## Begin

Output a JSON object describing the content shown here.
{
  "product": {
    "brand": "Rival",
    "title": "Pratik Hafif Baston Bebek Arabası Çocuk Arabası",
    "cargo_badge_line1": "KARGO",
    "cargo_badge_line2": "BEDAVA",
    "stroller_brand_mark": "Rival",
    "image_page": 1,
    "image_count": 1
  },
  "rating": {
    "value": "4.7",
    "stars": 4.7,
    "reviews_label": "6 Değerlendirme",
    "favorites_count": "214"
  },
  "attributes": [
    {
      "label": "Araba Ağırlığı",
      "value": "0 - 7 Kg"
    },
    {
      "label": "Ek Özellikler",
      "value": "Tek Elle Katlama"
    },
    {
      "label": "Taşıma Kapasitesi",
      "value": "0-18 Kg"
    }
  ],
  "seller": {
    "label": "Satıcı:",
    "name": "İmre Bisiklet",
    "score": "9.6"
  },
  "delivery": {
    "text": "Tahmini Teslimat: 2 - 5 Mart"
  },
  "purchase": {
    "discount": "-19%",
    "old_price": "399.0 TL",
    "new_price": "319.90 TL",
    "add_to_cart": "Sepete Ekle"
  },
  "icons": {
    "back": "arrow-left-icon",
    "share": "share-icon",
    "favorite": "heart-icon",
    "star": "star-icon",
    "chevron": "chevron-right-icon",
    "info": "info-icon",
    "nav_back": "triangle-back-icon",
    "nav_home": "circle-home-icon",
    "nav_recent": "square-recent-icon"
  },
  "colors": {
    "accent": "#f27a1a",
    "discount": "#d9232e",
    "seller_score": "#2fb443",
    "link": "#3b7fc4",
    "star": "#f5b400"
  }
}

## End

EXERCISE
Scan the material and collect every line that contains "value".

CORRECT OUTPUT
    "value": "4.7",
      "value": "0 - 7 Kg"
      "value": "Tek Elle Katlama"
      "value": "0-18 Kg"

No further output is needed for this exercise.